- **AIM OF THE EXERCISE**: Pull out every line below holding the word "NACA".

- **SOURCE RECORDS**:
● ● ● ●

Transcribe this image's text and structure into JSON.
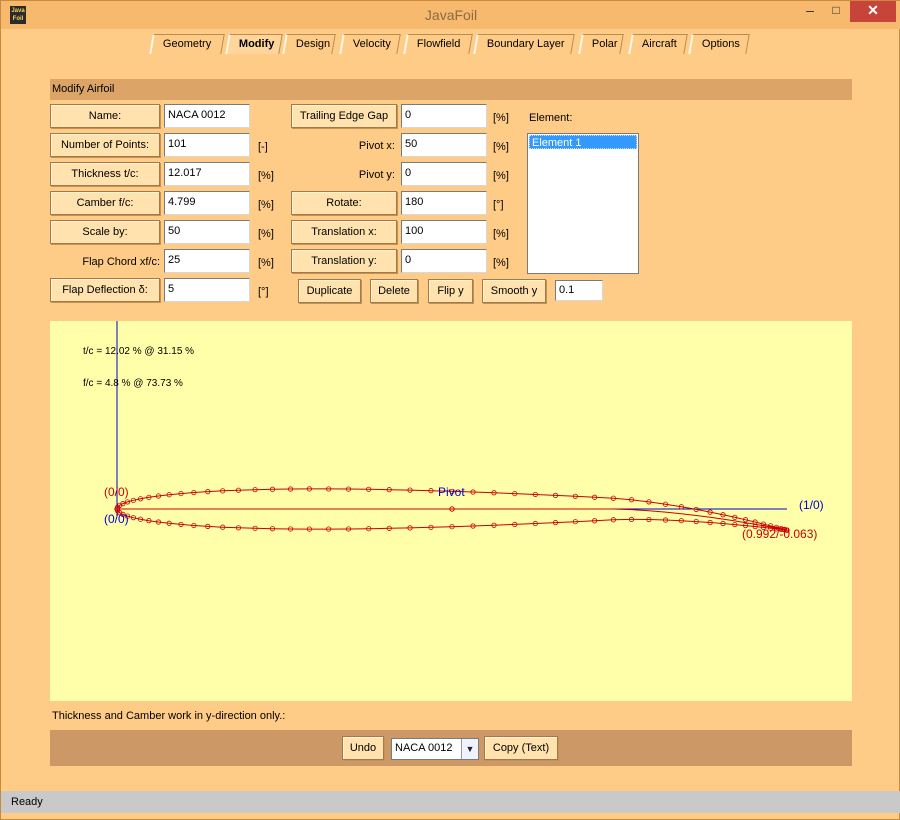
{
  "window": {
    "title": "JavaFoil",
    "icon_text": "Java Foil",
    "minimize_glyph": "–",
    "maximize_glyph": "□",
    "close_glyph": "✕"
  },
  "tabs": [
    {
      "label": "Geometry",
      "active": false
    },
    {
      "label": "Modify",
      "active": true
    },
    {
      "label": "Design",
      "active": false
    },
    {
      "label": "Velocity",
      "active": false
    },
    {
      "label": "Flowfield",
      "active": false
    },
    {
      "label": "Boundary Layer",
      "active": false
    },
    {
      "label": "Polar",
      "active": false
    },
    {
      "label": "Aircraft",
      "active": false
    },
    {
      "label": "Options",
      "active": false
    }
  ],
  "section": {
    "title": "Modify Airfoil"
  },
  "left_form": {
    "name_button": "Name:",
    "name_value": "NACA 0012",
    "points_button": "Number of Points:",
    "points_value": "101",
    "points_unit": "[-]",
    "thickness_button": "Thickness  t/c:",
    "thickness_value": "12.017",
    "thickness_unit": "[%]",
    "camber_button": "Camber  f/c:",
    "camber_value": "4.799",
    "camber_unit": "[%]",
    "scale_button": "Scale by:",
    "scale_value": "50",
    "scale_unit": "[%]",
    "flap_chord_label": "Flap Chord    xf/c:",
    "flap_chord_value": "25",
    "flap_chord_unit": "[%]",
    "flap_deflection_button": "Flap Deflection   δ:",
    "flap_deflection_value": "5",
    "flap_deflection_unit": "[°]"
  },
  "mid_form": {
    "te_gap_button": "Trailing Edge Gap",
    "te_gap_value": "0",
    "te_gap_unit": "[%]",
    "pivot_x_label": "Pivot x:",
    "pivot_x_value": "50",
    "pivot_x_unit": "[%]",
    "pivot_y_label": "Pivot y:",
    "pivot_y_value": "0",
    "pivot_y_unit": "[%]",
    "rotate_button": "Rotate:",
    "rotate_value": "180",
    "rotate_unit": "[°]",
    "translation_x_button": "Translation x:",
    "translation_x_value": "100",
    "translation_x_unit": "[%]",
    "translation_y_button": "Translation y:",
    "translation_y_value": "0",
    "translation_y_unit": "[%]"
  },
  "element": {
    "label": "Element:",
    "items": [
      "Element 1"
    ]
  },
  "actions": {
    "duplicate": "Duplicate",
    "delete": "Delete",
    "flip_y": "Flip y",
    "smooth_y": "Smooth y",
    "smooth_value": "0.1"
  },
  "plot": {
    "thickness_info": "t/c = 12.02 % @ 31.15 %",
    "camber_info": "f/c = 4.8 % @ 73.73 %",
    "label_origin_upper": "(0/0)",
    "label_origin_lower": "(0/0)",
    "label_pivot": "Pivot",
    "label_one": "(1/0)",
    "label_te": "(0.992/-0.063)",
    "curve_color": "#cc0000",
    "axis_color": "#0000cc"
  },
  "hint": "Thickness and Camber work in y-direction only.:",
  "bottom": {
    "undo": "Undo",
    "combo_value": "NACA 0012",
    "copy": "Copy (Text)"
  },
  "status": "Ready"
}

● ● ● ●

- **RESULT OF THE TASK**:
    "name_value": "NACA 0012",
    "combo_value": "NACA 0012",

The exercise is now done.